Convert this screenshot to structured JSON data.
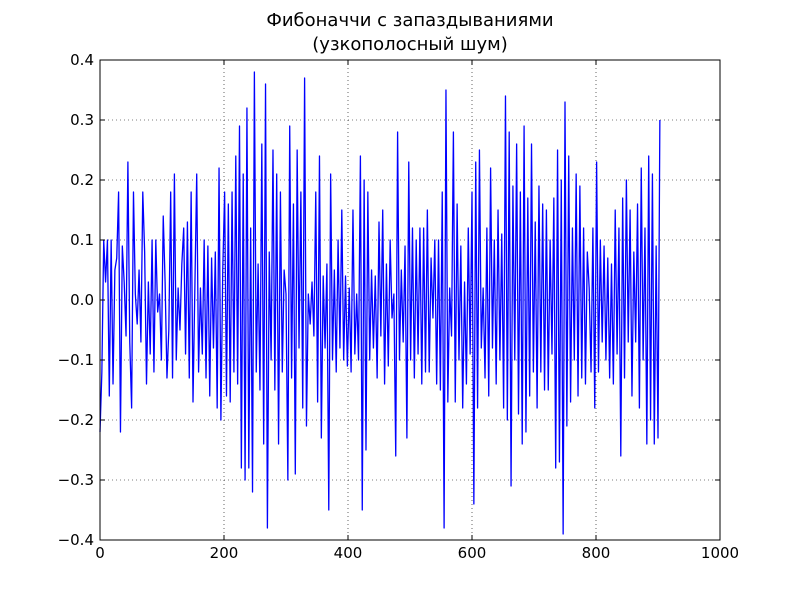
{
  "chart_data": {
    "type": "line",
    "title": "Фибоначчи с запаздываниями",
    "subtitle": "(узкополосный шум)",
    "xlabel": "",
    "ylabel": "",
    "xlim": [
      0,
      1000
    ],
    "ylim": [
      -0.4,
      0.4
    ],
    "xticks": [
      0,
      200,
      400,
      600,
      800,
      1000
    ],
    "yticks": [
      -0.4,
      -0.3,
      -0.2,
      -0.1,
      0.0,
      0.1,
      0.2,
      0.3,
      0.4
    ],
    "xtick_labels": [
      "0",
      "200",
      "400",
      "600",
      "800",
      "1000"
    ],
    "ytick_labels": [
      "−0.4",
      "−0.3",
      "−0.2",
      "−0.1",
      "0.0",
      "0.1",
      "0.2",
      "0.3",
      "0.4"
    ],
    "grid": true,
    "line_color": "#0000ff",
    "series": [
      {
        "x_start": 0,
        "x_step": 3,
        "values": [
          -0.22,
          -0.12,
          0.1,
          0.03,
          0.1,
          -0.16,
          0.1,
          -0.14,
          0.05,
          0.07,
          0.18,
          -0.22,
          0.09,
          0.03,
          -0.06,
          0.23,
          -0.07,
          -0.18,
          0.18,
          0.01,
          -0.04,
          0.05,
          -0.07,
          0.18,
          0.08,
          -0.14,
          0.03,
          -0.09,
          0.1,
          -0.12,
          0.1,
          -0.02,
          0.01,
          -0.1,
          0.14,
          0.03,
          -0.13,
          -0.05,
          0.18,
          -0.13,
          0.21,
          -0.1,
          0.02,
          -0.05,
          0.06,
          0.12,
          -0.09,
          0.13,
          -0.13,
          0.18,
          -0.17,
          0.02,
          0.21,
          -0.12,
          0.02,
          -0.09,
          0.1,
          -0.13,
          0.09,
          -0.16,
          0.07,
          -0.08,
          0.08,
          -0.18,
          0.22,
          -0.2,
          0.05,
          0.18,
          -0.16,
          0.16,
          -0.17,
          0.18,
          -0.12,
          0.24,
          -0.14,
          0.29,
          -0.28,
          0.21,
          -0.3,
          0.32,
          -0.28,
          0.12,
          -0.32,
          0.38,
          -0.12,
          0.06,
          -0.15,
          0.26,
          -0.24,
          0.36,
          -0.38,
          0.08,
          -0.1,
          0.25,
          -0.15,
          0.21,
          -0.24,
          0.18,
          -0.12,
          0.05,
          0.01,
          -0.3,
          0.29,
          -0.13,
          0.16,
          -0.29,
          0.25,
          -0.08,
          0.18,
          -0.18,
          0.37,
          -0.21,
          0.01,
          -0.04,
          0.03,
          -0.06,
          0.18,
          -0.17,
          0.24,
          -0.23,
          0.04,
          -0.08,
          0.06,
          -0.35,
          0.21,
          -0.1,
          0.05,
          -0.12,
          0.1,
          -0.08,
          0.15,
          -0.1,
          0.04,
          -0.11,
          0.02,
          -0.12,
          0.15,
          -0.09,
          0.01,
          -0.1,
          0.24,
          -0.35,
          0.2,
          -0.25,
          0.18,
          -0.1,
          0.05,
          -0.08,
          0.04,
          -0.13,
          0.13,
          -0.06,
          0.15,
          -0.14,
          0.06,
          -0.11,
          0.1,
          -0.03,
          0.01,
          -0.26,
          0.28,
          -0.1,
          0.05,
          -0.07,
          0.09,
          -0.23,
          0.23,
          -0.1,
          0.12,
          -0.13,
          0.1,
          -0.09,
          0.12,
          -0.14,
          0.12,
          -0.12,
          0.15,
          -0.12,
          0.07,
          -0.03,
          0.1,
          -0.14,
          0.1,
          -0.15,
          0.18,
          -0.38,
          0.35,
          -0.17,
          0.02,
          -0.06,
          0.28,
          -0.17,
          0.16,
          -0.1,
          0.09,
          -0.18,
          0.03,
          -0.14,
          0.12,
          -0.09,
          0.18,
          -0.34,
          0.23,
          -0.18,
          0.25,
          -0.08,
          0.02,
          -0.13,
          0.12,
          -0.16,
          0.22,
          -0.08,
          0.1,
          -0.14,
          0.15,
          -0.1,
          0.11,
          -0.18,
          0.34,
          -0.2,
          0.28,
          -0.31,
          0.19,
          -0.1,
          0.26,
          -0.19,
          0.18,
          -0.24,
          0.29,
          -0.22,
          0.17,
          -0.16,
          0.26,
          -0.12,
          0.13,
          -0.18,
          0.19,
          -0.12,
          0.16,
          -0.15,
          0.15,
          -0.15,
          0.1,
          -0.09,
          0.17,
          -0.28,
          0.25,
          -0.27,
          0.2,
          -0.39,
          0.33,
          -0.21,
          0.24,
          -0.17,
          0.12,
          -0.1,
          0.21,
          -0.16,
          0.19,
          -0.13,
          0.12,
          -0.14,
          0.08,
          0.02,
          -0.12,
          0.12,
          -0.18,
          0.23,
          -0.12,
          0.1,
          -0.07,
          0.09,
          -0.1,
          0.07,
          -0.13,
          0.06,
          -0.14,
          0.15,
          -0.09,
          0.12,
          -0.26,
          0.17,
          -0.13,
          0.2,
          -0.07,
          0.15,
          -0.16,
          0.08,
          -0.07,
          0.16,
          -0.18,
          0.22,
          -0.1,
          0.12,
          -0.24,
          0.24,
          -0.2,
          0.21,
          -0.24,
          0.09,
          -0.23,
          0.3
        ]
      }
    ]
  }
}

------------------------------------------------

To do: Omit the pictures and give the material again, exactly and in full.

Full answer:
Convert this screenshot to structured JSON data.
{
  "chart_data": {
    "type": "line",
    "title": "Фибоначчи с запаздываниями",
    "subtitle": "(узкополосный шум)",
    "xlabel": "",
    "ylabel": "",
    "xlim": [
      0,
      1000
    ],
    "ylim": [
      -0.4,
      0.4
    ],
    "xticks": [
      0,
      200,
      400,
      600,
      800,
      1000
    ],
    "yticks": [
      -0.4,
      -0.3,
      -0.2,
      -0.1,
      0.0,
      0.1,
      0.2,
      0.3,
      0.4
    ],
    "xtick_labels": [
      "0",
      "200",
      "400",
      "600",
      "800",
      "1000"
    ],
    "ytick_labels": [
      "−0.4",
      "−0.3",
      "−0.2",
      "−0.1",
      "0.0",
      "0.1",
      "0.2",
      "0.3",
      "0.4"
    ],
    "grid": true,
    "line_color": "#0000ff",
    "series": [
      {
        "x_start": 0,
        "x_step": 3,
        "values": [
          -0.22,
          -0.12,
          0.1,
          0.03,
          0.1,
          -0.16,
          0.1,
          -0.14,
          0.05,
          0.07,
          0.18,
          -0.22,
          0.09,
          0.03,
          -0.06,
          0.23,
          -0.07,
          -0.18,
          0.18,
          0.01,
          -0.04,
          0.05,
          -0.07,
          0.18,
          0.08,
          -0.14,
          0.03,
          -0.09,
          0.1,
          -0.12,
          0.1,
          -0.02,
          0.01,
          -0.1,
          0.14,
          0.03,
          -0.13,
          -0.05,
          0.18,
          -0.13,
          0.21,
          -0.1,
          0.02,
          -0.05,
          0.06,
          0.12,
          -0.09,
          0.13,
          -0.13,
          0.18,
          -0.17,
          0.02,
          0.21,
          -0.12,
          0.02,
          -0.09,
          0.1,
          -0.13,
          0.09,
          -0.16,
          0.07,
          -0.08,
          0.08,
          -0.18,
          0.22,
          -0.2,
          0.05,
          0.18,
          -0.16,
          0.16,
          -0.17,
          0.18,
          -0.12,
          0.24,
          -0.14,
          0.29,
          -0.28,
          0.21,
          -0.3,
          0.32,
          -0.28,
          0.12,
          -0.32,
          0.38,
          -0.12,
          0.06,
          -0.15,
          0.26,
          -0.24,
          0.36,
          -0.38,
          0.08,
          -0.1,
          0.25,
          -0.15,
          0.21,
          -0.24,
          0.18,
          -0.12,
          0.05,
          0.01,
          -0.3,
          0.29,
          -0.13,
          0.16,
          -0.29,
          0.25,
          -0.08,
          0.18,
          -0.18,
          0.37,
          -0.21,
          0.01,
          -0.04,
          0.03,
          -0.06,
          0.18,
          -0.17,
          0.24,
          -0.23,
          0.04,
          -0.08,
          0.06,
          -0.35,
          0.21,
          -0.1,
          0.05,
          -0.12,
          0.1,
          -0.08,
          0.15,
          -0.1,
          0.04,
          -0.11,
          0.02,
          -0.12,
          0.15,
          -0.09,
          0.01,
          -0.1,
          0.24,
          -0.35,
          0.2,
          -0.25,
          0.18,
          -0.1,
          0.05,
          -0.08,
          0.04,
          -0.13,
          0.13,
          -0.06,
          0.15,
          -0.14,
          0.06,
          -0.11,
          0.1,
          -0.03,
          0.01,
          -0.26,
          0.28,
          -0.1,
          0.05,
          -0.07,
          0.09,
          -0.23,
          0.23,
          -0.1,
          0.12,
          -0.13,
          0.1,
          -0.09,
          0.12,
          -0.14,
          0.12,
          -0.12,
          0.15,
          -0.12,
          0.07,
          -0.03,
          0.1,
          -0.14,
          0.1,
          -0.15,
          0.18,
          -0.38,
          0.35,
          -0.17,
          0.02,
          -0.06,
          0.28,
          -0.17,
          0.16,
          -0.1,
          0.09,
          -0.18,
          0.03,
          -0.14,
          0.12,
          -0.09,
          0.18,
          -0.34,
          0.23,
          -0.18,
          0.25,
          -0.08,
          0.02,
          -0.13,
          0.12,
          -0.16,
          0.22,
          -0.08,
          0.1,
          -0.14,
          0.15,
          -0.1,
          0.11,
          -0.18,
          0.34,
          -0.2,
          0.28,
          -0.31,
          0.19,
          -0.1,
          0.26,
          -0.19,
          0.18,
          -0.24,
          0.29,
          -0.22,
          0.17,
          -0.16,
          0.26,
          -0.12,
          0.13,
          -0.18,
          0.19,
          -0.12,
          0.16,
          -0.15,
          0.15,
          -0.15,
          0.1,
          -0.09,
          0.17,
          -0.28,
          0.25,
          -0.27,
          0.2,
          -0.39,
          0.33,
          -0.21,
          0.24,
          -0.17,
          0.12,
          -0.1,
          0.21,
          -0.16,
          0.19,
          -0.13,
          0.12,
          -0.14,
          0.08,
          0.02,
          -0.12,
          0.12,
          -0.18,
          0.23,
          -0.12,
          0.1,
          -0.07,
          0.09,
          -0.1,
          0.07,
          -0.13,
          0.06,
          -0.14,
          0.15,
          -0.09,
          0.12,
          -0.26,
          0.17,
          -0.13,
          0.2,
          -0.07,
          0.15,
          -0.16,
          0.08,
          -0.07,
          0.16,
          -0.18,
          0.22,
          -0.1,
          0.12,
          -0.24,
          0.24,
          -0.2,
          0.21,
          -0.24,
          0.09,
          -0.23,
          0.3
        ]
      }
    ]
  }
}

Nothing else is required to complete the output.